PAGE:
- - - - - - -
Estimated reading time: 11 minutes
Sustainability Through Building Automation
Using Your Existing Building Management System to Reduce Energy Costs, Improve Building Performance, and Support Sustainability Goals
For many commercial property owners and managers, sustainability can feel like an expensive capital project. In reality, some of the most effective sustainability improvements can be achieved using technology already installed within the building.
A Building Management System (BMS) is often one of the most underutilised assets within a commercial property. While many systems are used only for basic HVAC control, a properly configured and maintained BMS can become a powerful tool for reducing energy consumption, improving tenant comfort, extending equipment life, and supporting sustainability objectives.
Importantly, sustainability initiatives should be financially viable. Every improvement should have a clear business case, whether the objective is reducing operating costs, improving NABERS ratings, enhancing ESG reporting, or increasing the value of the asset.
Many opportunities require surprisingly little capital investment and can often deliver a return within 12 months.
Every Building Starts From a Different Position
Every commercial building has a different level of technology maturity.
Some buildings still rely heavily on manual intervention and time clocks. Others have partially integrated systems controlling HVAC, lighting, energy metering, and access control. Newer buildings may have fully integrated Building Management Systems incorporating BACnet, Modbus, MQTT, and other modern communication protocols.
Regardless of where a building sits on this spectrum, there are usually opportunities to improve performance using existing infrastructure.
The objective is not necessarily to install more technology. The objective is to obtain better outcomes from the technology already in place.

Older Buildings Are Not Automatically Obsolete
One of the biggest misconceptions in commercial property is that older buildings cannot benefit from modern automation strategies.
- - - - - - -
SOURCE MATERIAL:
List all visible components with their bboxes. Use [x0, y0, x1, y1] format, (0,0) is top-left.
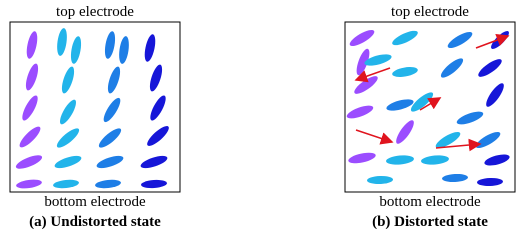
- - - - - - -
Check three statements against the building automation text above, marked (a), (b) and (c). For each, answer yes or no and quote the words of the text that decide it: (a) Many improvements can often deliver a return within 12 months. (b) The text gives installing more technology as the objective. (c) The text holds that older buildings cannot benefit from modern automation strategies.

(a) Yes: "Many opportunities require surprisingly little capital investment and can often deliver a return within 12 months."
(b) No: "The objective is not necessarily to install more technology."
(c) No: "One of the biggest misconceptions in commercial property is that older buildings cannot benefit from modern automation strategies."